Figure data in JSON
━━━━━━━━
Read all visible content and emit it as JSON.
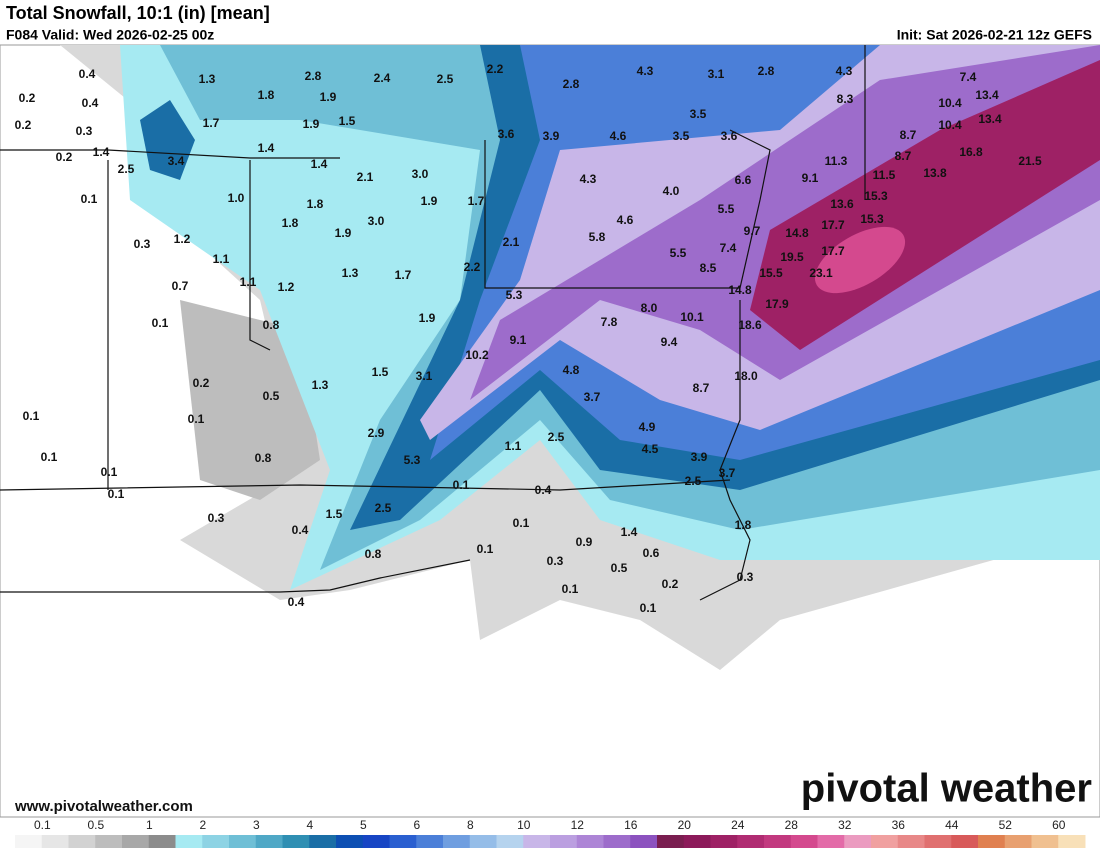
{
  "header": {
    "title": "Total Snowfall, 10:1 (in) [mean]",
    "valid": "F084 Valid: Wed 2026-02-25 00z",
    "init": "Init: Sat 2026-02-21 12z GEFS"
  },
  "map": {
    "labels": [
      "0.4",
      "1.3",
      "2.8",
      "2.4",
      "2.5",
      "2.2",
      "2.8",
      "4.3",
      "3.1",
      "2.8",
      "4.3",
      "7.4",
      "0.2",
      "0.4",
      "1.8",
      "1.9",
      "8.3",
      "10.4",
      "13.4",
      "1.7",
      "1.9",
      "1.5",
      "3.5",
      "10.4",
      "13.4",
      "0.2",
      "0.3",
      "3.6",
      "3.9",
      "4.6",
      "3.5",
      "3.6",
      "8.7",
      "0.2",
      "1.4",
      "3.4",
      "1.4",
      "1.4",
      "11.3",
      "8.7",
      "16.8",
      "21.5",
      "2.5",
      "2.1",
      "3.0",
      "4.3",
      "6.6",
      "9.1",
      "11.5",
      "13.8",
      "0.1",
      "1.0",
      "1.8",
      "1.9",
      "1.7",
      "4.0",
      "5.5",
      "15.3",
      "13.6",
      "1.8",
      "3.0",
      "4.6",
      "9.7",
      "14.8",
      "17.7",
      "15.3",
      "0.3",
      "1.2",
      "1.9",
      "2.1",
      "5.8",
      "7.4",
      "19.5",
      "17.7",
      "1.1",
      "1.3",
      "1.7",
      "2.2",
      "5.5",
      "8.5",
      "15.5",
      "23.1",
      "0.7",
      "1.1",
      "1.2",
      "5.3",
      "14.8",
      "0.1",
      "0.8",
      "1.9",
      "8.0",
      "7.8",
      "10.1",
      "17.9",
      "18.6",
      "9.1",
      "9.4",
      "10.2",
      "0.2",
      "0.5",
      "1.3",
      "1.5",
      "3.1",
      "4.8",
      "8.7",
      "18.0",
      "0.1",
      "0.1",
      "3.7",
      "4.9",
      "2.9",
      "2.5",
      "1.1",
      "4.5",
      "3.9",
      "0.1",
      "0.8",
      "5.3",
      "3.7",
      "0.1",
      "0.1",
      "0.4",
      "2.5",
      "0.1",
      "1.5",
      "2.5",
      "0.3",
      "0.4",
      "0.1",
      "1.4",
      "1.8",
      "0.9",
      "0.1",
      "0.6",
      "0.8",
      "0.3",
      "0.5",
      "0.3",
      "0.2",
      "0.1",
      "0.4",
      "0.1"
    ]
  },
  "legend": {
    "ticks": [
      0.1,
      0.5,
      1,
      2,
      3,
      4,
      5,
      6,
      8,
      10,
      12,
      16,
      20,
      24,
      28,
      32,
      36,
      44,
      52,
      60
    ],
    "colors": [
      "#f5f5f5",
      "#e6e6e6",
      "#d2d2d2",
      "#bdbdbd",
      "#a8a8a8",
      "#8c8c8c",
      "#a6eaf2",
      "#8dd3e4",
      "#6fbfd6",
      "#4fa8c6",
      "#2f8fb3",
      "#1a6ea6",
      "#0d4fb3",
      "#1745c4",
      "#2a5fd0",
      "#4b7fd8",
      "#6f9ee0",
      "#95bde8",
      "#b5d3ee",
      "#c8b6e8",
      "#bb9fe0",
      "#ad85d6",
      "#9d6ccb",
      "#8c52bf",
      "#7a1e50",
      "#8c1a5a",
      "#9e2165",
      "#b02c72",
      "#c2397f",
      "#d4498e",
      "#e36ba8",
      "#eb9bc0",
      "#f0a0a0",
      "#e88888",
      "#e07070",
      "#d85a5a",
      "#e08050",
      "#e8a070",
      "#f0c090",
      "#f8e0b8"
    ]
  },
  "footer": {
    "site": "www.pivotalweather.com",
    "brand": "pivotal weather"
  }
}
━━━━━━━━
**GIVEN TASK**
Retype the whole listing exactly and leave the pictures out.

**ANSWER TO THIS PROBLEM**
Read all visible content and emit it as JSON.
{
  "header": {
    "title": "Total Snowfall, 10:1 (in) [mean]",
    "valid": "F084 Valid: Wed 2026-02-25 00z",
    "init": "Init: Sat 2026-02-21 12z GEFS"
  },
  "map": {
    "labels": [
      "0.4",
      "1.3",
      "2.8",
      "2.4",
      "2.5",
      "2.2",
      "2.8",
      "4.3",
      "3.1",
      "2.8",
      "4.3",
      "7.4",
      "0.2",
      "0.4",
      "1.8",
      "1.9",
      "8.3",
      "10.4",
      "13.4",
      "1.7",
      "1.9",
      "1.5",
      "3.5",
      "10.4",
      "13.4",
      "0.2",
      "0.3",
      "3.6",
      "3.9",
      "4.6",
      "3.5",
      "3.6",
      "8.7",
      "0.2",
      "1.4",
      "3.4",
      "1.4",
      "1.4",
      "11.3",
      "8.7",
      "16.8",
      "21.5",
      "2.5",
      "2.1",
      "3.0",
      "4.3",
      "6.6",
      "9.1",
      "11.5",
      "13.8",
      "0.1",
      "1.0",
      "1.8",
      "1.9",
      "1.7",
      "4.0",
      "5.5",
      "15.3",
      "13.6",
      "1.8",
      "3.0",
      "4.6",
      "9.7",
      "14.8",
      "17.7",
      "15.3",
      "0.3",
      "1.2",
      "1.9",
      "2.1",
      "5.8",
      "7.4",
      "19.5",
      "17.7",
      "1.1",
      "1.3",
      "1.7",
      "2.2",
      "5.5",
      "8.5",
      "15.5",
      "23.1",
      "0.7",
      "1.1",
      "1.2",
      "5.3",
      "14.8",
      "0.1",
      "0.8",
      "1.9",
      "8.0",
      "7.8",
      "10.1",
      "17.9",
      "18.6",
      "9.1",
      "9.4",
      "10.2",
      "0.2",
      "0.5",
      "1.3",
      "1.5",
      "3.1",
      "4.8",
      "8.7",
      "18.0",
      "0.1",
      "0.1",
      "3.7",
      "4.9",
      "2.9",
      "2.5",
      "1.1",
      "4.5",
      "3.9",
      "0.1",
      "0.8",
      "5.3",
      "3.7",
      "0.1",
      "0.1",
      "0.4",
      "2.5",
      "0.1",
      "1.5",
      "2.5",
      "0.3",
      "0.4",
      "0.1",
      "1.4",
      "1.8",
      "0.9",
      "0.1",
      "0.6",
      "0.8",
      "0.3",
      "0.5",
      "0.3",
      "0.2",
      "0.1",
      "0.4",
      "0.1"
    ]
  },
  "legend": {
    "ticks": [
      0.1,
      0.5,
      1,
      2,
      3,
      4,
      5,
      6,
      8,
      10,
      12,
      16,
      20,
      24,
      28,
      32,
      36,
      44,
      52,
      60
    ],
    "colors": [
      "#f5f5f5",
      "#e6e6e6",
      "#d2d2d2",
      "#bdbdbd",
      "#a8a8a8",
      "#8c8c8c",
      "#a6eaf2",
      "#8dd3e4",
      "#6fbfd6",
      "#4fa8c6",
      "#2f8fb3",
      "#1a6ea6",
      "#0d4fb3",
      "#1745c4",
      "#2a5fd0",
      "#4b7fd8",
      "#6f9ee0",
      "#95bde8",
      "#b5d3ee",
      "#c8b6e8",
      "#bb9fe0",
      "#ad85d6",
      "#9d6ccb",
      "#8c52bf",
      "#7a1e50",
      "#8c1a5a",
      "#9e2165",
      "#b02c72",
      "#c2397f",
      "#d4498e",
      "#e36ba8",
      "#eb9bc0",
      "#f0a0a0",
      "#e88888",
      "#e07070",
      "#d85a5a",
      "#e08050",
      "#e8a070",
      "#f0c090",
      "#f8e0b8"
    ]
  },
  "footer": {
    "site": "www.pivotalweather.com",
    "brand": "pivotal weather"
  }
}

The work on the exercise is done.